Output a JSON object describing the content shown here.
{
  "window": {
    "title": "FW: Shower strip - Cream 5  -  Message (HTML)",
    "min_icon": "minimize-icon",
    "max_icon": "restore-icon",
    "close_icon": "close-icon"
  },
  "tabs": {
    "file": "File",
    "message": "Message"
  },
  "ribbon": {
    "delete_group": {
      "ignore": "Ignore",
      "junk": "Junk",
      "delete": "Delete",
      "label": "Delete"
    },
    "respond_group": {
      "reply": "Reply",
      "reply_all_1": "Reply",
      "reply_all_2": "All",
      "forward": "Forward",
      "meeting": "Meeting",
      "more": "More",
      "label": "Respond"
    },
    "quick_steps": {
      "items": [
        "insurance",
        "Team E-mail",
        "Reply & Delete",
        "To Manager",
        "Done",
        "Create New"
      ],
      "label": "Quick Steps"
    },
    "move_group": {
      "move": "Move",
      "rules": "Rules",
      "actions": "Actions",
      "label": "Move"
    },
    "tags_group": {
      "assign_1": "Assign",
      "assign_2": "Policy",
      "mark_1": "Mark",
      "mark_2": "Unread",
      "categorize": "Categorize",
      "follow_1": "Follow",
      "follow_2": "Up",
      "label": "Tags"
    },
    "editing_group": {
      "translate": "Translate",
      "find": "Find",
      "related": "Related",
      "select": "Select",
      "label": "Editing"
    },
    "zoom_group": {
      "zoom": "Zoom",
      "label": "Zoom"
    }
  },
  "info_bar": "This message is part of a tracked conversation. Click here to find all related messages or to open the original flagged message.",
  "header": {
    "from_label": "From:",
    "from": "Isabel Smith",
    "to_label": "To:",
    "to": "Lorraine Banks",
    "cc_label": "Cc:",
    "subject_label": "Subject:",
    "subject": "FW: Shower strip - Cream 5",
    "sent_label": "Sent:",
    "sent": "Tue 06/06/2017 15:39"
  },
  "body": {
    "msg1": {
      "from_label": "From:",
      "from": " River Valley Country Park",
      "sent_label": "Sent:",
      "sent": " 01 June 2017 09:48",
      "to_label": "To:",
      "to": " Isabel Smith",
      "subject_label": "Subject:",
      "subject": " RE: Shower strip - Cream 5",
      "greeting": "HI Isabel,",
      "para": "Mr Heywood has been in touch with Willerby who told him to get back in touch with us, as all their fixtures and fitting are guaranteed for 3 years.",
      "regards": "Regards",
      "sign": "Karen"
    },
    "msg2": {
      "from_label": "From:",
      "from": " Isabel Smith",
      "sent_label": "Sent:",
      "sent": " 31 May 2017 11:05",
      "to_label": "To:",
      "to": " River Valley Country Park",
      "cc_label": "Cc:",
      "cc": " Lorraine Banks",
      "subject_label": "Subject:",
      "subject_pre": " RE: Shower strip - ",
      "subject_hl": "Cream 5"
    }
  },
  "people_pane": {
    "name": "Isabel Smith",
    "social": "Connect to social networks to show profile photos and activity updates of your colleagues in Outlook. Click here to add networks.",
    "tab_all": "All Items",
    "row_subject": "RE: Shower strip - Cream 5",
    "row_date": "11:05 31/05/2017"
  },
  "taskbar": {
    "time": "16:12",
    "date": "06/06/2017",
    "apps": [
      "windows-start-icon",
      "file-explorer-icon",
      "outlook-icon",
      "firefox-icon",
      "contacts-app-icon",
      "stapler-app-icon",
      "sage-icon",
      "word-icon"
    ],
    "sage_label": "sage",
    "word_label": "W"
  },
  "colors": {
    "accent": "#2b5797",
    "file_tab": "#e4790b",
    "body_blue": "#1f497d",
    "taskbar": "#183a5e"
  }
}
...
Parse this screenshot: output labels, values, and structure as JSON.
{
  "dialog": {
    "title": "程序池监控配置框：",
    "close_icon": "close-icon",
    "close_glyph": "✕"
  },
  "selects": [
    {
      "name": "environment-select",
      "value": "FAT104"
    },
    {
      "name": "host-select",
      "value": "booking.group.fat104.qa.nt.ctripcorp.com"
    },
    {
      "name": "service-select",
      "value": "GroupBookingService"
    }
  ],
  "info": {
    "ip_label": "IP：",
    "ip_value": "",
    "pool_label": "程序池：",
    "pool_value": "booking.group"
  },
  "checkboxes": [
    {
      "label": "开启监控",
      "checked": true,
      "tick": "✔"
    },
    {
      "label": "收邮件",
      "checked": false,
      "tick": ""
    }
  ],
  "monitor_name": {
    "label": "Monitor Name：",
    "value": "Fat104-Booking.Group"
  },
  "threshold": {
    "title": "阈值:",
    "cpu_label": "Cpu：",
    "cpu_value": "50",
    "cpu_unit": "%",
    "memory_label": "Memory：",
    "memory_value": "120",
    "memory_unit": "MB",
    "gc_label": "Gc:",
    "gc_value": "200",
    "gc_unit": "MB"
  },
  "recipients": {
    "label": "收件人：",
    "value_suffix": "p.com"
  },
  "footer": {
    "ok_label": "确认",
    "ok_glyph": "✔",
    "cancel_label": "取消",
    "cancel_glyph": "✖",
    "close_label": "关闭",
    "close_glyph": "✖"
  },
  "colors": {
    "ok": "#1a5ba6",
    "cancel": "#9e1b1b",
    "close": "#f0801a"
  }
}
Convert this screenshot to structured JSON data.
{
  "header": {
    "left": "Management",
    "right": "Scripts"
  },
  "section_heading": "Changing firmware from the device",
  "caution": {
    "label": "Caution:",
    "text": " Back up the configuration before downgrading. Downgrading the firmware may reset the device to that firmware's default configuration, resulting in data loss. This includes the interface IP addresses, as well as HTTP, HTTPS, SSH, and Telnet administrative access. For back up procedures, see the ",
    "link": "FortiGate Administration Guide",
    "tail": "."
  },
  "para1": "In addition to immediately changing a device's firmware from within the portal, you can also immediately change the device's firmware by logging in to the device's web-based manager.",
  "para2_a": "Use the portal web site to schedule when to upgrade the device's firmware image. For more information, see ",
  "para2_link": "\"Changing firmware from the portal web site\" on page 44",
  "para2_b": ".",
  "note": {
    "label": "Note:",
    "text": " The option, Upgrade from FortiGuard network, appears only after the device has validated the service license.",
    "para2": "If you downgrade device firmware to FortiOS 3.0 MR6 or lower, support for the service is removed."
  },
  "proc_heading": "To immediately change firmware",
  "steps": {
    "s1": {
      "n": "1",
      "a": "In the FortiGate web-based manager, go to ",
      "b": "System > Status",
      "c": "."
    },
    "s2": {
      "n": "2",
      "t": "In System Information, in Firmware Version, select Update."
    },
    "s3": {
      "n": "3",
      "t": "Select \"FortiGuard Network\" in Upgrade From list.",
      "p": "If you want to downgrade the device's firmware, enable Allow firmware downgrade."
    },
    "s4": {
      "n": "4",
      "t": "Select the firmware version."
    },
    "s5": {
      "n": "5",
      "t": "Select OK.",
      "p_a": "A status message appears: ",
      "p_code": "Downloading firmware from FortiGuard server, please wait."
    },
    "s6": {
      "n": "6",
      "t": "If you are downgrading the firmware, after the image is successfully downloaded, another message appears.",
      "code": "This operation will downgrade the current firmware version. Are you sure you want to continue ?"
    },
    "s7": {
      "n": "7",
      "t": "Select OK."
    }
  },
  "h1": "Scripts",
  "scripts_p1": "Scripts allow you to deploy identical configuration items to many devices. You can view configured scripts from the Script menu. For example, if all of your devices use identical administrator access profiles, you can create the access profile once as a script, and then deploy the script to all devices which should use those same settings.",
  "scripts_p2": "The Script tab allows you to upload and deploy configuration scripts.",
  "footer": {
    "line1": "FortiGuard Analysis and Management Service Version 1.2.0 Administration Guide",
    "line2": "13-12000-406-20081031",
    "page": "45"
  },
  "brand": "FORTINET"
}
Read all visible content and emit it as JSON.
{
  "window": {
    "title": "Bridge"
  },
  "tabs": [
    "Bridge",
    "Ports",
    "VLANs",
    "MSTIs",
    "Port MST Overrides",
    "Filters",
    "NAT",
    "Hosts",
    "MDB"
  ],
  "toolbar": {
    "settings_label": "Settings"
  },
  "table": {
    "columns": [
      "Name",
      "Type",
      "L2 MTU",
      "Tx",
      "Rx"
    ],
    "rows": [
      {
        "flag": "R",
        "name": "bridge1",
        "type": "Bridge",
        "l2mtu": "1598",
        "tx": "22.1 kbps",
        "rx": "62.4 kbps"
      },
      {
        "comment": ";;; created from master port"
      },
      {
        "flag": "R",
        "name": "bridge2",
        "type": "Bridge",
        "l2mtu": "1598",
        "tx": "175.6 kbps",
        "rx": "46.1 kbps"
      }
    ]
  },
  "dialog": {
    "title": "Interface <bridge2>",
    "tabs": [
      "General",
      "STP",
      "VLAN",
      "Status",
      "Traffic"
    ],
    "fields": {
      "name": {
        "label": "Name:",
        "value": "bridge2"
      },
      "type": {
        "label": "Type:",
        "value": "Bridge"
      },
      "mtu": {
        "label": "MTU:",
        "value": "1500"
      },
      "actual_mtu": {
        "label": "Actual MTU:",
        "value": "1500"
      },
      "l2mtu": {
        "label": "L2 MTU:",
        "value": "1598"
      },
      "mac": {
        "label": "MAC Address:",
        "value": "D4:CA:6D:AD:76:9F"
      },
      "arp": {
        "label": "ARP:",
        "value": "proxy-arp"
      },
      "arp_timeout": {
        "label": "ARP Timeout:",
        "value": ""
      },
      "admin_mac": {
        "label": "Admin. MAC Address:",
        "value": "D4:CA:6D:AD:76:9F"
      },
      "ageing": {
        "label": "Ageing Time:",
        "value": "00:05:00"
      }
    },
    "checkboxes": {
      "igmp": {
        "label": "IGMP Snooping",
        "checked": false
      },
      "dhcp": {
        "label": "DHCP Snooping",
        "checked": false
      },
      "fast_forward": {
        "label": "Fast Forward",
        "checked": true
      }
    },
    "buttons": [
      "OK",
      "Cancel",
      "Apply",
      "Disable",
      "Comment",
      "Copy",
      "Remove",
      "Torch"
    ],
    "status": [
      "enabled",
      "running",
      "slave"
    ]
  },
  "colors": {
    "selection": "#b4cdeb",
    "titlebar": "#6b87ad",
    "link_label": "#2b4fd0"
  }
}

(Instruction): All lines above containing the string "screenshot" are to be collected.

(The reply):
Parse this screenshot: output labels, values, and structure as JSON.
Convert this screenshot to structured JSON data.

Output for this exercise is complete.